[Opening Data to use section]

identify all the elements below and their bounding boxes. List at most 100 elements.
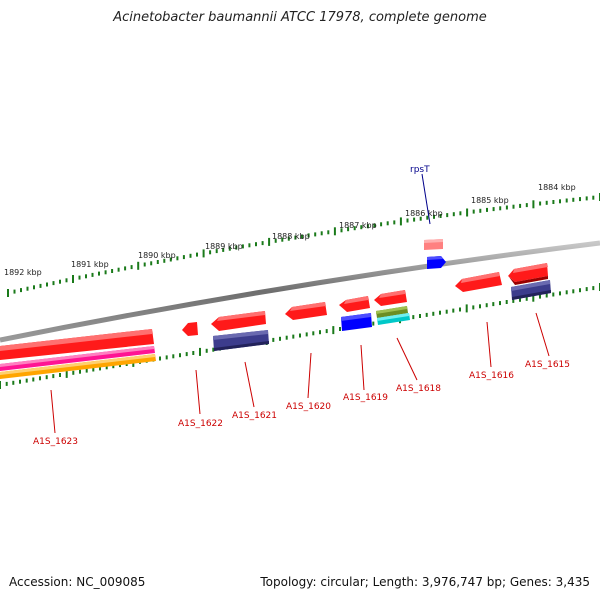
upper-minor-tick [525, 203, 528, 208]
upper-minor-tick [294, 235, 297, 240]
upper-minor-tick [261, 241, 264, 246]
lower-minor-tick [25, 378, 28, 383]
lower-minor-tick [592, 286, 595, 291]
upper-minor-tick [472, 209, 475, 214]
upper-minor-tick [182, 255, 185, 260]
feature-cds-a1s-1623[interactable] [0, 329, 154, 360]
gene-label-a1s-1618[interactable]: A1S_1618 [396, 384, 441, 394]
genome-backbone [0, 240, 600, 343]
gene-label-a1s-1621[interactable]: A1S_1621 [232, 411, 277, 421]
gene-label-a1s-1622[interactable]: A1S_1622 [178, 419, 223, 429]
lower-major-tick [532, 293, 535, 302]
upper-minor-tick [85, 274, 87, 279]
lower-minor-tick [305, 332, 308, 337]
feature-cds-a1s-1619[interactable] [339, 296, 370, 312]
feature-misc-a1s-1623-pink[interactable] [0, 346, 155, 371]
upper-minor-tick [452, 212, 455, 217]
lower-major-tick [0, 381, 1, 389]
tick-label-1884: 1884 kbp [538, 183, 576, 192]
upper-major-tick [137, 261, 140, 270]
lower-minor-tick [12, 380, 15, 385]
upper-minor-tick [235, 245, 238, 250]
lower-minor-tick [5, 381, 8, 386]
upper-minor-tick [104, 270, 107, 275]
tick-label-1890: 1890 kbp [138, 251, 176, 260]
upper-minor-tick [156, 260, 159, 264]
feature-cds-a1s-1622[interactable] [182, 322, 198, 336]
lower-minor-tick [585, 287, 588, 292]
lower-minor-tick [492, 302, 495, 307]
upper-minor-tick [130, 265, 133, 270]
lower-minor-tick [292, 334, 295, 339]
upper-minor-tick [439, 214, 442, 218]
lower-minor-tick [439, 310, 441, 315]
upper-minor-tick [52, 281, 55, 286]
upper-minor-tick [169, 257, 172, 262]
upper-major-tick [399, 217, 402, 226]
upper-minor-tick [479, 208, 482, 213]
lower-minor-tick [419, 314, 421, 318]
map-title: Acinetobacter baumannii ATCC 17978, comp… [113, 10, 487, 25]
upper-minor-tick [176, 256, 179, 261]
lower-minor-tick [59, 373, 61, 377]
feature-misc-a1s-1618-a[interactable] [376, 306, 408, 318]
upper-minor-tick [426, 215, 429, 220]
upper-minor-tick [150, 261, 153, 266]
upper-minor-tick [413, 217, 416, 222]
upper-minor-tick [215, 249, 218, 254]
upper-tick-row [7, 193, 600, 297]
lower-minor-tick [285, 335, 288, 340]
lower-minor-tick [19, 379, 21, 384]
lower-minor-tick [425, 312, 428, 317]
upper-minor-tick [419, 216, 422, 221]
feature-trna-a1s-1619[interactable] [341, 313, 372, 331]
upper-minor-tick [572, 197, 575, 202]
gene-label-a1s-1623[interactable]: A1S_1623 [33, 437, 78, 447]
feature-cds-a1s-1615[interactable] [508, 263, 548, 285]
genome-stats-text: Topology: circular; Length: 3,976,747 bp… [260, 575, 590, 589]
upper-minor-tick [59, 279, 61, 284]
upper-minor-tick [393, 220, 396, 225]
upper-minor-tick [499, 206, 502, 211]
feature-rrna-rpst[interactable] [424, 239, 443, 250]
tick-label-1886: 1886 kbp [405, 209, 443, 218]
upper-minor-tick [46, 282, 48, 287]
lower-minor-tick [552, 292, 555, 297]
tick-label-1885: 1885 kbp [471, 196, 509, 205]
upper-minor-tick [347, 227, 350, 232]
upper-minor-tick [274, 238, 277, 243]
gene-label-rpst[interactable]: rpsT [410, 165, 430, 175]
upper-minor-tick [459, 211, 462, 216]
feature-cds-a1s-1618[interactable] [374, 290, 407, 306]
lower-minor-tick [192, 351, 195, 355]
lower-minor-tick [565, 290, 568, 295]
feature-gene-a1s-1615[interactable] [511, 280, 551, 300]
gene-label-a1s-1620[interactable]: A1S_1620 [286, 402, 331, 412]
upper-minor-tick [340, 228, 343, 233]
lower-minor-tick [312, 331, 315, 336]
tick-label-1889: 1889 kbp [205, 242, 243, 251]
feature-misc-a1s-1623-orange[interactable] [0, 354, 156, 379]
feature-misc-a1s-1618-b[interactable] [377, 313, 410, 325]
upper-minor-tick [314, 232, 317, 237]
lower-major-tick [199, 347, 201, 356]
upper-minor-tick [446, 213, 449, 218]
lower-minor-tick [205, 348, 208, 353]
upper-minor-tick [519, 203, 522, 208]
feature-gene-a1s-1621[interactable] [213, 330, 269, 351]
upper-minor-tick [579, 197, 581, 202]
gene-label-a1s-1616[interactable]: A1S_1616 [469, 371, 514, 381]
upper-major-tick [7, 289, 9, 297]
feature-cds-a1s-1621[interactable] [211, 311, 266, 331]
feature-cds-a1s-1616[interactable] [455, 272, 502, 292]
lower-minor-tick [579, 288, 581, 293]
upper-minor-tick [366, 224, 369, 229]
gene-label-a1s-1619[interactable]: A1S_1619 [343, 393, 388, 403]
lower-minor-tick [339, 327, 341, 331]
feature-cds-a1s-1620[interactable] [285, 302, 327, 320]
lower-minor-tick [512, 298, 515, 303]
upper-major-tick [532, 200, 535, 209]
upper-minor-tick [33, 285, 35, 290]
feature-trna-rpst[interactable] [427, 256, 446, 269]
gene-label-a1s-1615[interactable]: A1S_1615 [525, 360, 570, 370]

[Closing Data to use section]

● Your instructions
Word for word, print all of the data; skip the pictures.

● Solution for this exercise
identify all the elements below and their bounding boxes. List at most 100 elements.
upper-minor-tick [525, 203, 528, 208]
upper-minor-tick [294, 235, 297, 240]
upper-minor-tick [261, 241, 264, 246]
lower-minor-tick [25, 378, 28, 383]
lower-minor-tick [592, 286, 595, 291]
upper-minor-tick [472, 209, 475, 214]
upper-minor-tick [182, 255, 185, 260]
feature-cds-a1s-1623[interactable] [0, 329, 154, 360]
gene-label-a1s-1618[interactable]: A1S_1618 [396, 384, 441, 394]
genome-backbone [0, 240, 600, 343]
gene-label-a1s-1621[interactable]: A1S_1621 [232, 411, 277, 421]
gene-label-a1s-1622[interactable]: A1S_1622 [178, 419, 223, 429]
lower-major-tick [532, 293, 535, 302]
upper-minor-tick [85, 274, 87, 279]
lower-minor-tick [305, 332, 308, 337]
feature-cds-a1s-1619[interactable] [339, 296, 370, 312]
feature-misc-a1s-1623-pink[interactable] [0, 346, 155, 371]
upper-minor-tick [452, 212, 455, 217]
lower-major-tick [0, 381, 1, 389]
tick-label-1884: 1884 kbp [538, 183, 576, 192]
upper-major-tick [137, 261, 140, 270]
lower-minor-tick [12, 380, 15, 385]
upper-minor-tick [235, 245, 238, 250]
lower-minor-tick [5, 381, 8, 386]
upper-minor-tick [104, 270, 107, 275]
tick-label-1890: 1890 kbp [138, 251, 176, 260]
upper-minor-tick [156, 260, 159, 264]
feature-cds-a1s-1622[interactable] [182, 322, 198, 336]
lower-minor-tick [585, 287, 588, 292]
lower-minor-tick [492, 302, 495, 307]
upper-minor-tick [130, 265, 133, 270]
lower-minor-tick [292, 334, 295, 339]
upper-minor-tick [439, 214, 442, 218]
lower-minor-tick [439, 310, 441, 315]
upper-minor-tick [52, 281, 55, 286]
upper-minor-tick [169, 257, 172, 262]
upper-major-tick [399, 217, 402, 226]
upper-minor-tick [479, 208, 482, 213]
lower-minor-tick [419, 314, 421, 318]
map-title: Acinetobacter baumannii ATCC 17978, comp… [113, 10, 487, 25]
upper-minor-tick [176, 256, 179, 261]
lower-minor-tick [59, 373, 61, 377]
feature-misc-a1s-1618-a[interactable] [376, 306, 408, 318]
upper-minor-tick [426, 215, 429, 220]
upper-minor-tick [150, 261, 153, 266]
upper-minor-tick [413, 217, 416, 222]
upper-minor-tick [215, 249, 218, 254]
upper-tick-row [7, 193, 600, 297]
lower-minor-tick [285, 335, 288, 340]
lower-minor-tick [19, 379, 21, 384]
lower-minor-tick [425, 312, 428, 317]
upper-minor-tick [419, 216, 422, 221]
feature-trna-a1s-1619[interactable] [341, 313, 372, 331]
upper-minor-tick [572, 197, 575, 202]
gene-label-a1s-1623[interactable]: A1S_1623 [33, 437, 78, 447]
feature-cds-a1s-1615[interactable] [508, 263, 548, 285]
genome-stats-text: Topology: circular; Length: 3,976,747 bp… [260, 575, 590, 589]
upper-minor-tick [59, 279, 61, 284]
upper-minor-tick [393, 220, 396, 225]
upper-minor-tick [499, 206, 502, 211]
feature-rrna-rpst[interactable] [424, 239, 443, 250]
tick-label-1886: 1886 kbp [405, 209, 443, 218]
upper-minor-tick [46, 282, 48, 287]
lower-minor-tick [552, 292, 555, 297]
tick-label-1885: 1885 kbp [471, 196, 509, 205]
upper-minor-tick [347, 227, 350, 232]
upper-minor-tick [274, 238, 277, 243]
gene-label-rpst[interactable]: rpsT [410, 165, 430, 175]
upper-minor-tick [459, 211, 462, 216]
feature-cds-a1s-1618[interactable] [374, 290, 407, 306]
lower-minor-tick [192, 351, 195, 355]
lower-minor-tick [565, 290, 568, 295]
feature-gene-a1s-1615[interactable] [511, 280, 551, 300]
gene-label-a1s-1620[interactable]: A1S_1620 [286, 402, 331, 412]
upper-minor-tick [340, 228, 343, 233]
lower-minor-tick [312, 331, 315, 336]
tick-label-1889: 1889 kbp [205, 242, 243, 251]
feature-misc-a1s-1623-orange[interactable] [0, 354, 156, 379]
feature-misc-a1s-1618-b[interactable] [377, 313, 410, 325]
upper-minor-tick [314, 232, 317, 237]
lower-major-tick [199, 347, 201, 356]
upper-minor-tick [446, 213, 449, 218]
lower-minor-tick [205, 348, 208, 353]
upper-minor-tick [519, 203, 522, 208]
feature-gene-a1s-1621[interactable] [213, 330, 269, 351]
upper-minor-tick [579, 197, 581, 202]
gene-label-a1s-1616[interactable]: A1S_1616 [469, 371, 514, 381]
upper-major-tick [7, 289, 9, 297]
feature-cds-a1s-1621[interactable] [211, 311, 266, 331]
feature-cds-a1s-1616[interactable] [455, 272, 502, 292]
lower-minor-tick [579, 288, 581, 293]
upper-minor-tick [366, 224, 369, 229]
gene-label-a1s-1619[interactable]: A1S_1619 [343, 393, 388, 403]
lower-minor-tick [339, 327, 341, 331]
feature-cds-a1s-1620[interactable] [285, 302, 327, 320]
lower-minor-tick [512, 298, 515, 303]
upper-major-tick [532, 200, 535, 209]
upper-minor-tick [33, 285, 35, 290]
feature-trna-rpst[interactable] [427, 256, 446, 269]
gene-label-a1s-1615[interactable]: A1S_1615 [525, 360, 570, 370]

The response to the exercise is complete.